▸ **Task statement**:
Below is a listing; copy all of it exactly.

▸ **Rows**:
>>>

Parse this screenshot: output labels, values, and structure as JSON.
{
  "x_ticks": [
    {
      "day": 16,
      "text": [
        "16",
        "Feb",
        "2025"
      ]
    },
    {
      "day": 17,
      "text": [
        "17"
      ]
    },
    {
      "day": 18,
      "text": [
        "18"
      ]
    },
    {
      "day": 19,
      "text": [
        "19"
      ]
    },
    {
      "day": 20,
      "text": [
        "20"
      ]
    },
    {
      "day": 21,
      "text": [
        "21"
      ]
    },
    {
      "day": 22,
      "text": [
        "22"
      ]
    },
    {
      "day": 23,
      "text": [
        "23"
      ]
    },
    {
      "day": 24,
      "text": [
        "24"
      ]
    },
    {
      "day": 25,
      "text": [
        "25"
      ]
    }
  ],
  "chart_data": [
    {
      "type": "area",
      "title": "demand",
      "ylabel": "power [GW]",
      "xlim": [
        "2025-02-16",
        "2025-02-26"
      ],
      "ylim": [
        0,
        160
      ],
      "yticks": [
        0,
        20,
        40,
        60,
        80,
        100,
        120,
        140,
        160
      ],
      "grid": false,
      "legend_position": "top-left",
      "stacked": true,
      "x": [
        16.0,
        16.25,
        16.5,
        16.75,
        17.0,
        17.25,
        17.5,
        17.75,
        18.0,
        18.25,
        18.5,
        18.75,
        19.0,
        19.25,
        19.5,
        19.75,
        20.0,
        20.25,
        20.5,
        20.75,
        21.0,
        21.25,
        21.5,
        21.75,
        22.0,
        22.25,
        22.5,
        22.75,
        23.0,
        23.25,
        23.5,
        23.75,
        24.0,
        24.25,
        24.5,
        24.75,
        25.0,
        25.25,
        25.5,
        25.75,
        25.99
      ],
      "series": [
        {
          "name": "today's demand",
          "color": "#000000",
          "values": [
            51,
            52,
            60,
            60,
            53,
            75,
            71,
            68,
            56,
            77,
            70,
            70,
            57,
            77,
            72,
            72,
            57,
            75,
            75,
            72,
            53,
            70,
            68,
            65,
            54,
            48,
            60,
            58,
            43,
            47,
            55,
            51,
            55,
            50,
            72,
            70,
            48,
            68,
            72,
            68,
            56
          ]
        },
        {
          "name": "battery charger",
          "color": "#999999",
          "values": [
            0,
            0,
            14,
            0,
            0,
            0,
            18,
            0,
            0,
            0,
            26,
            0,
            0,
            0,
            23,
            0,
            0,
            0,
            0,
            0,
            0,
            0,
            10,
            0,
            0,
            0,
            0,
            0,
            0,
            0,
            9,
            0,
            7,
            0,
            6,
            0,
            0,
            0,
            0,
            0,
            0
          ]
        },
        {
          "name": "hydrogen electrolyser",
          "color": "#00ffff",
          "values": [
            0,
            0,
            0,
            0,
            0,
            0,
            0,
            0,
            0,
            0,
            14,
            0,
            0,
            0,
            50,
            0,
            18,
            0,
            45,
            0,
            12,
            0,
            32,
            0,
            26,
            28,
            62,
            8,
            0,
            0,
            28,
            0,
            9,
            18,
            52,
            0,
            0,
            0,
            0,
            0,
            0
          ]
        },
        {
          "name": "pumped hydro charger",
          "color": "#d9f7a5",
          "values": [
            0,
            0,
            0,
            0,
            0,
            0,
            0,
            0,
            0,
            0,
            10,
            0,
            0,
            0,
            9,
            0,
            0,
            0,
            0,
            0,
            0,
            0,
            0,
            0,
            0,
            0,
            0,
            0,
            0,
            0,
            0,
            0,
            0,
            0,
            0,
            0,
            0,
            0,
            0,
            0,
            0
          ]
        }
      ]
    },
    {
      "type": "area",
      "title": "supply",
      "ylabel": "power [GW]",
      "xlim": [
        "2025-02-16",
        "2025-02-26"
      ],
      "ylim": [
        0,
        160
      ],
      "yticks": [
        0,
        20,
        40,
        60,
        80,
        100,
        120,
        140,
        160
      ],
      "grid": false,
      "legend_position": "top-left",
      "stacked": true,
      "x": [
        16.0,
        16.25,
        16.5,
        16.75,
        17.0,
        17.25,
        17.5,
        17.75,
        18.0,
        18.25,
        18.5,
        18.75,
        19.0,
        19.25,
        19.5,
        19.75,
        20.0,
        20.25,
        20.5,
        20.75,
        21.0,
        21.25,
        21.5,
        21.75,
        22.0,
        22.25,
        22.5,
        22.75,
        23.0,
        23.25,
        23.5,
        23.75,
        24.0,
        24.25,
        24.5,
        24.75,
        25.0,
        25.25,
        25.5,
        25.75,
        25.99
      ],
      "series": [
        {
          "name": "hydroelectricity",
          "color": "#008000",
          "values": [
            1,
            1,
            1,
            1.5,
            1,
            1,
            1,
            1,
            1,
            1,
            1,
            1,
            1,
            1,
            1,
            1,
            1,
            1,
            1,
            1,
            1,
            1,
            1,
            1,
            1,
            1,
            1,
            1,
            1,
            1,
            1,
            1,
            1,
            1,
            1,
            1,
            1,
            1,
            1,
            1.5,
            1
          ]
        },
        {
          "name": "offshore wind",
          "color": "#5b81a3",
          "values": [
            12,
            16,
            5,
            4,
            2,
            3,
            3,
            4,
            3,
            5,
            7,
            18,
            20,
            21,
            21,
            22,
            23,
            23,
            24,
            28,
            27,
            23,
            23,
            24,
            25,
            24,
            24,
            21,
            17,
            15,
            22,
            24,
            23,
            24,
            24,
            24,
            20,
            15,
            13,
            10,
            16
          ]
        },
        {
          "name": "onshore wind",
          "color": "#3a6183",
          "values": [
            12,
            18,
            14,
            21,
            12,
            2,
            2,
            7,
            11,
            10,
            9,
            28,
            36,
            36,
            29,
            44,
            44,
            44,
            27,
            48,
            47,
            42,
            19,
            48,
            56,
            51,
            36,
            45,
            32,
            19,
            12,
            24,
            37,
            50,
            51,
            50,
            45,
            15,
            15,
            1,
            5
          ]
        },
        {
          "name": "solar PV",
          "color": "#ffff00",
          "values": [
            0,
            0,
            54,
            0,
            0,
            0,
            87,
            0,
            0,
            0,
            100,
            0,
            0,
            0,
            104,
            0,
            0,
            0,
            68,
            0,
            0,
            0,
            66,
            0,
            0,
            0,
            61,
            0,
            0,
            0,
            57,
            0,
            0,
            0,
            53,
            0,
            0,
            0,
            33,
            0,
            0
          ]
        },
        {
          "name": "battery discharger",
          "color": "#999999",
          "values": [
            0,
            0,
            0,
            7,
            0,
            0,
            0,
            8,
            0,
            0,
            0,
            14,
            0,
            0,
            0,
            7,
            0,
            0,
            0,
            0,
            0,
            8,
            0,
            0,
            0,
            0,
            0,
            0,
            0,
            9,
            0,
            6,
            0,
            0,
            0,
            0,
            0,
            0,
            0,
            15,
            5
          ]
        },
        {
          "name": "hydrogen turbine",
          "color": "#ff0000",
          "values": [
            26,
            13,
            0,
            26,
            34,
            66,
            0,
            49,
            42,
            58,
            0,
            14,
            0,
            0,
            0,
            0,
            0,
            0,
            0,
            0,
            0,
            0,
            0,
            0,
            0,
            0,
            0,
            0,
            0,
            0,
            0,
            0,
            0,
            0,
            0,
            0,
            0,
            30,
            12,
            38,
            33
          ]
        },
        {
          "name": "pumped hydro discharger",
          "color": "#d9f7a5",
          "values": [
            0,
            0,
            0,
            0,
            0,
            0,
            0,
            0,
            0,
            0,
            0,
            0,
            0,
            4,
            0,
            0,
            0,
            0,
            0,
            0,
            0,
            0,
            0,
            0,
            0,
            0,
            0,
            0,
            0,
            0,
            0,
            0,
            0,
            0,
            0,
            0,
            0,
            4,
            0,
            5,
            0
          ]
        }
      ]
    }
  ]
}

<<<

▸ **Complete answer**:
Parse this screenshot: output labels, values, and structure as JSON.
{
  "x_ticks": [
    {
      "day": 16,
      "text": [
        "16",
        "Feb",
        "2025"
      ]
    },
    {
      "day": 17,
      "text": [
        "17"
      ]
    },
    {
      "day": 18,
      "text": [
        "18"
      ]
    },
    {
      "day": 19,
      "text": [
        "19"
      ]
    },
    {
      "day": 20,
      "text": [
        "20"
      ]
    },
    {
      "day": 21,
      "text": [
        "21"
      ]
    },
    {
      "day": 22,
      "text": [
        "22"
      ]
    },
    {
      "day": 23,
      "text": [
        "23"
      ]
    },
    {
      "day": 24,
      "text": [
        "24"
      ]
    },
    {
      "day": 25,
      "text": [
        "25"
      ]
    }
  ],
  "chart_data": [
    {
      "type": "area",
      "title": "demand",
      "ylabel": "power [GW]",
      "xlim": [
        "2025-02-16",
        "2025-02-26"
      ],
      "ylim": [
        0,
        160
      ],
      "yticks": [
        0,
        20,
        40,
        60,
        80,
        100,
        120,
        140,
        160
      ],
      "grid": false,
      "legend_position": "top-left",
      "stacked": true,
      "x": [
        16.0,
        16.25,
        16.5,
        16.75,
        17.0,
        17.25,
        17.5,
        17.75,
        18.0,
        18.25,
        18.5,
        18.75,
        19.0,
        19.25,
        19.5,
        19.75,
        20.0,
        20.25,
        20.5,
        20.75,
        21.0,
        21.25,
        21.5,
        21.75,
        22.0,
        22.25,
        22.5,
        22.75,
        23.0,
        23.25,
        23.5,
        23.75,
        24.0,
        24.25,
        24.5,
        24.75,
        25.0,
        25.25,
        25.5,
        25.75,
        25.99
      ],
      "series": [
        {
          "name": "today's demand",
          "color": "#000000",
          "values": [
            51,
            52,
            60,
            60,
            53,
            75,
            71,
            68,
            56,
            77,
            70,
            70,
            57,
            77,
            72,
            72,
            57,
            75,
            75,
            72,
            53,
            70,
            68,
            65,
            54,
            48,
            60,
            58,
            43,
            47,
            55,
            51,
            55,
            50,
            72,
            70,
            48,
            68,
            72,
            68,
            56
          ]
        },
        {
          "name": "battery charger",
          "color": "#999999",
          "values": [
            0,
            0,
            14,
            0,
            0,
            0,
            18,
            0,
            0,
            0,
            26,
            0,
            0,
            0,
            23,
            0,
            0,
            0,
            0,
            0,
            0,
            0,
            10,
            0,
            0,
            0,
            0,
            0,
            0,
            0,
            9,
            0,
            7,
            0,
            6,
            0,
            0,
            0,
            0,
            0,
            0
          ]
        },
        {
          "name": "hydrogen electrolyser",
          "color": "#00ffff",
          "values": [
            0,
            0,
            0,
            0,
            0,
            0,
            0,
            0,
            0,
            0,
            14,
            0,
            0,
            0,
            50,
            0,
            18,
            0,
            45,
            0,
            12,
            0,
            32,
            0,
            26,
            28,
            62,
            8,
            0,
            0,
            28,
            0,
            9,
            18,
            52,
            0,
            0,
            0,
            0,
            0,
            0
          ]
        },
        {
          "name": "pumped hydro charger",
          "color": "#d9f7a5",
          "values": [
            0,
            0,
            0,
            0,
            0,
            0,
            0,
            0,
            0,
            0,
            10,
            0,
            0,
            0,
            9,
            0,
            0,
            0,
            0,
            0,
            0,
            0,
            0,
            0,
            0,
            0,
            0,
            0,
            0,
            0,
            0,
            0,
            0,
            0,
            0,
            0,
            0,
            0,
            0,
            0,
            0
          ]
        }
      ]
    },
    {
      "type": "area",
      "title": "supply",
      "ylabel": "power [GW]",
      "xlim": [
        "2025-02-16",
        "2025-02-26"
      ],
      "ylim": [
        0,
        160
      ],
      "yticks": [
        0,
        20,
        40,
        60,
        80,
        100,
        120,
        140,
        160
      ],
      "grid": false,
      "legend_position": "top-left",
      "stacked": true,
      "x": [
        16.0,
        16.25,
        16.5,
        16.75,
        17.0,
        17.25,
        17.5,
        17.75,
        18.0,
        18.25,
        18.5,
        18.75,
        19.0,
        19.25,
        19.5,
        19.75,
        20.0,
        20.25,
        20.5,
        20.75,
        21.0,
        21.25,
        21.5,
        21.75,
        22.0,
        22.25,
        22.5,
        22.75,
        23.0,
        23.25,
        23.5,
        23.75,
        24.0,
        24.25,
        24.5,
        24.75,
        25.0,
        25.25,
        25.5,
        25.75,
        25.99
      ],
      "series": [
        {
          "name": "hydroelectricity",
          "color": "#008000",
          "values": [
            1,
            1,
            1,
            1.5,
            1,
            1,
            1,
            1,
            1,
            1,
            1,
            1,
            1,
            1,
            1,
            1,
            1,
            1,
            1,
            1,
            1,
            1,
            1,
            1,
            1,
            1,
            1,
            1,
            1,
            1,
            1,
            1,
            1,
            1,
            1,
            1,
            1,
            1,
            1,
            1.5,
            1
          ]
        },
        {
          "name": "offshore wind",
          "color": "#5b81a3",
          "values": [
            12,
            16,
            5,
            4,
            2,
            3,
            3,
            4,
            3,
            5,
            7,
            18,
            20,
            21,
            21,
            22,
            23,
            23,
            24,
            28,
            27,
            23,
            23,
            24,
            25,
            24,
            24,
            21,
            17,
            15,
            22,
            24,
            23,
            24,
            24,
            24,
            20,
            15,
            13,
            10,
            16
          ]
        },
        {
          "name": "onshore wind",
          "color": "#3a6183",
          "values": [
            12,
            18,
            14,
            21,
            12,
            2,
            2,
            7,
            11,
            10,
            9,
            28,
            36,
            36,
            29,
            44,
            44,
            44,
            27,
            48,
            47,
            42,
            19,
            48,
            56,
            51,
            36,
            45,
            32,
            19,
            12,
            24,
            37,
            50,
            51,
            50,
            45,
            15,
            15,
            1,
            5
          ]
        },
        {
          "name": "solar PV",
          "color": "#ffff00",
          "values": [
            0,
            0,
            54,
            0,
            0,
            0,
            87,
            0,
            0,
            0,
            100,
            0,
            0,
            0,
            104,
            0,
            0,
            0,
            68,
            0,
            0,
            0,
            66,
            0,
            0,
            0,
            61,
            0,
            0,
            0,
            57,
            0,
            0,
            0,
            53,
            0,
            0,
            0,
            33,
            0,
            0
          ]
        },
        {
          "name": "battery discharger",
          "color": "#999999",
          "values": [
            0,
            0,
            0,
            7,
            0,
            0,
            0,
            8,
            0,
            0,
            0,
            14,
            0,
            0,
            0,
            7,
            0,
            0,
            0,
            0,
            0,
            8,
            0,
            0,
            0,
            0,
            0,
            0,
            0,
            9,
            0,
            6,
            0,
            0,
            0,
            0,
            0,
            0,
            0,
            15,
            5
          ]
        },
        {
          "name": "hydrogen turbine",
          "color": "#ff0000",
          "values": [
            26,
            13,
            0,
            26,
            34,
            66,
            0,
            49,
            42,
            58,
            0,
            14,
            0,
            0,
            0,
            0,
            0,
            0,
            0,
            0,
            0,
            0,
            0,
            0,
            0,
            0,
            0,
            0,
            0,
            0,
            0,
            0,
            0,
            0,
            0,
            0,
            0,
            30,
            12,
            38,
            33
          ]
        },
        {
          "name": "pumped hydro discharger",
          "color": "#d9f7a5",
          "values": [
            0,
            0,
            0,
            0,
            0,
            0,
            0,
            0,
            0,
            0,
            0,
            0,
            0,
            4,
            0,
            0,
            0,
            0,
            0,
            0,
            0,
            0,
            0,
            0,
            0,
            0,
            0,
            0,
            0,
            0,
            0,
            0,
            0,
            0,
            0,
            0,
            0,
            4,
            0,
            5,
            0
          ]
        }
      ]
    }
  ]
}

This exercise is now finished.